Travail à faire
[1] Dans l'extrait sur le parcours de l'artiste, relevez tout ce qui suit les mots « peintures pour » dans la description de la période « conceptuelle idiote ».
[2] Condensez sous forme de liste le paragraphe de l'extrait sur le parcours de l'artiste qui commence par « Le prix à payer », en conservant ses faits essentiels.
[3] Selon l'extrait sur le parcours de l'artiste, dans quel lieu le « Rideau Vert » a-t-il été présenté en 2013 ?

Extrait choisi
^^^^^^^^

Le prix à payer d’une carrière internationale ? De ces années punk, elle retiendra une peinture flashy et acide dominée par les ruptures de style. Puis c’est la période « conceptuelle idiote » des années 1990, comme un pied de nez lancé à la tendance dominante avec les peintures pour chiens et pigeons, bonbons et savons. Viendra l’ébauche d’une représentation humaine, l’étude du flou, et le fluo plus récemment. En 2009, au Mamco Genève apparaissent sous un kitsch outrancier des photographies de grandes héroïnes du domaine littéraire et musical, comme la soprano Marjorie Lawrence, écartée de la scène suite à une poliomyélite. Ce cycle de peinture murale amorce les grands rideaux de scène repris plus tard au Palais de Tokyo en 2013 sous la forme d’un fantomatique « Rideau Vert ». Un piège visuel dans lequel Eric Troncy ne veut surtout pas tomber, préférant se concentrer sur des peintures non bavardes, loin de toute mise en scène et nostalgie.

^^^^^^^^

Données du corpus
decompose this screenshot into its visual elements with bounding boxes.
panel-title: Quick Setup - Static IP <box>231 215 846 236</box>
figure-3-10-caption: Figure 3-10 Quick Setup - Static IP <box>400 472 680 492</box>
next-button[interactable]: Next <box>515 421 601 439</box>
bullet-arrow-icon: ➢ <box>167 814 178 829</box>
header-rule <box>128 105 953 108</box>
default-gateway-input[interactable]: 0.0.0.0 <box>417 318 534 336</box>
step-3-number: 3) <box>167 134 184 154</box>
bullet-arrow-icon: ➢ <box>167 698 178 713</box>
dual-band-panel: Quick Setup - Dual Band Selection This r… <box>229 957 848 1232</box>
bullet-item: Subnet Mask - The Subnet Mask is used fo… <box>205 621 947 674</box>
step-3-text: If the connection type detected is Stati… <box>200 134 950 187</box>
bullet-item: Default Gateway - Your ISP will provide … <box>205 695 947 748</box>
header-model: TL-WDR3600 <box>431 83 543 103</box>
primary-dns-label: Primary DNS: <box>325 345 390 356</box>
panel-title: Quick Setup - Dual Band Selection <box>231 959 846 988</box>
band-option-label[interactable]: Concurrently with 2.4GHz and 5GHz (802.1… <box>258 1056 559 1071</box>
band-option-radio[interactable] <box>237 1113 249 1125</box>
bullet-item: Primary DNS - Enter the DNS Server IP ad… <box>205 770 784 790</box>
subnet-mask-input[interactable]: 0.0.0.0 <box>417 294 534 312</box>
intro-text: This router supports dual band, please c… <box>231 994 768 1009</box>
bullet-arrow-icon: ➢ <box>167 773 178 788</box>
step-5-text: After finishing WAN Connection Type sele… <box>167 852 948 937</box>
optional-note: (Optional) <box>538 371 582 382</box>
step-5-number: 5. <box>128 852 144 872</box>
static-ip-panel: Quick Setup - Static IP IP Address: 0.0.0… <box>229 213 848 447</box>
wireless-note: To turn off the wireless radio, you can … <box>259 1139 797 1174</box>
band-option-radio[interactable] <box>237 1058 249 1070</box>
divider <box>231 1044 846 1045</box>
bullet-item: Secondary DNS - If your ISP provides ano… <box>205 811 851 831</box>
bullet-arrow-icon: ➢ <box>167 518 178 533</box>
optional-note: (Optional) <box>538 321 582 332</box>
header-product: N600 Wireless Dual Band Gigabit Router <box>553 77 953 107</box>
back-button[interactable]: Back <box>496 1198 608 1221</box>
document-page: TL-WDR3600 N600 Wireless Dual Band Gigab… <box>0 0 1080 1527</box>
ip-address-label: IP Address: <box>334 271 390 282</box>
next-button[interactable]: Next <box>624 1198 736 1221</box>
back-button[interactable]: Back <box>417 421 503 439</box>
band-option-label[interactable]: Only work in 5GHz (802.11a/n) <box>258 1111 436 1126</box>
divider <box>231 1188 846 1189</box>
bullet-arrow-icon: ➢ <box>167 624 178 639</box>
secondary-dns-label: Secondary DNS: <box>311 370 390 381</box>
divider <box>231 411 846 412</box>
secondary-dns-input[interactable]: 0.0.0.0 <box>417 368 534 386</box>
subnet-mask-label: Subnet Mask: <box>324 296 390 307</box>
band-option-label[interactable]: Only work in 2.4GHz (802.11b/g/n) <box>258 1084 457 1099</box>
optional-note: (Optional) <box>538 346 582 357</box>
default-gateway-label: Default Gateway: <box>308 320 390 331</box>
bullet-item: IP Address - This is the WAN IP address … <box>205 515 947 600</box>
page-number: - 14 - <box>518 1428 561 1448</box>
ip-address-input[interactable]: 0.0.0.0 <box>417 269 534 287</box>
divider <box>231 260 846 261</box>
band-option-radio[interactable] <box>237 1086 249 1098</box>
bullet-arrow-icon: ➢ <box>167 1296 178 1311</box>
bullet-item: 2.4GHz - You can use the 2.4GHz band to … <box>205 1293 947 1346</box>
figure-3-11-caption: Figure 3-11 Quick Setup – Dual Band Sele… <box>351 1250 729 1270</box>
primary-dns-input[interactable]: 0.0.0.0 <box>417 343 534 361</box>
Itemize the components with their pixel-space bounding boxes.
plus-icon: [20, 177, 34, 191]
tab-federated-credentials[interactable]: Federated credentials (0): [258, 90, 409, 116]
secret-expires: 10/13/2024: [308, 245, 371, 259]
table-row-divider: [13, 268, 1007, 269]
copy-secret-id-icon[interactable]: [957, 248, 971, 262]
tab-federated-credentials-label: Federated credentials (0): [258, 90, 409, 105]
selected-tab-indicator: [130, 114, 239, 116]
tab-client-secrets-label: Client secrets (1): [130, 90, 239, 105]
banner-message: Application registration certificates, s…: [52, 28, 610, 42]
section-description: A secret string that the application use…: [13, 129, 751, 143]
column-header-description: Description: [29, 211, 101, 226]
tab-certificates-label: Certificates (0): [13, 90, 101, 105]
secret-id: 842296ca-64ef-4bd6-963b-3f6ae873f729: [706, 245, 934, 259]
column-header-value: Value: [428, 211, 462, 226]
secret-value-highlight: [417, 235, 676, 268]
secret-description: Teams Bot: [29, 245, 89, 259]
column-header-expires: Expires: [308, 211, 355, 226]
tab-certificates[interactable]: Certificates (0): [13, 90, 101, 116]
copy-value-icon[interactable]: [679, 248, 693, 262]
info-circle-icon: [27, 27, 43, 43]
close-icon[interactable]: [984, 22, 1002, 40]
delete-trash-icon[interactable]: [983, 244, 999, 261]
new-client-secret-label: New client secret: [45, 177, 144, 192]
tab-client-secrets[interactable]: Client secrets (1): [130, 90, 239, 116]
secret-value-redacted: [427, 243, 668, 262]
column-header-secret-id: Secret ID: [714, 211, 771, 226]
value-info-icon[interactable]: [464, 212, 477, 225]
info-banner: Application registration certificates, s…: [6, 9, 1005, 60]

^^^^^^^^

Réponses par tâche
[1] chiens, pigeons, bonbons, savons

[2]
- Années punk : une peinture flashy et acide, dominée par les ruptures de style.
- Années 1990 : période « conceptuelle idiote », avec des peintures pour chiens et pigeons, bonbons et savons, en pied de nez à la tendance dominante.
- Ensuite : ébauche d'une représentation humaine, étude du flou, puis le fluo plus récemment.
- 2009, Mamco Genève : photographies de grandes héroïnes littéraires et musicales dans un kitsch outrancier, dont la soprano Marjorie Lawrence.
- Ce cycle de peinture murale amorce les grands rideaux de scène, repris au Palais de Tokyo en 2013 sous la forme d'un « Rideau Vert ».
- Eric Troncy refuse ce piège visuel et privilégie des peintures non bavardes, sans mise en scène ni nostalgie.

[3] Au Palais de Tokyo.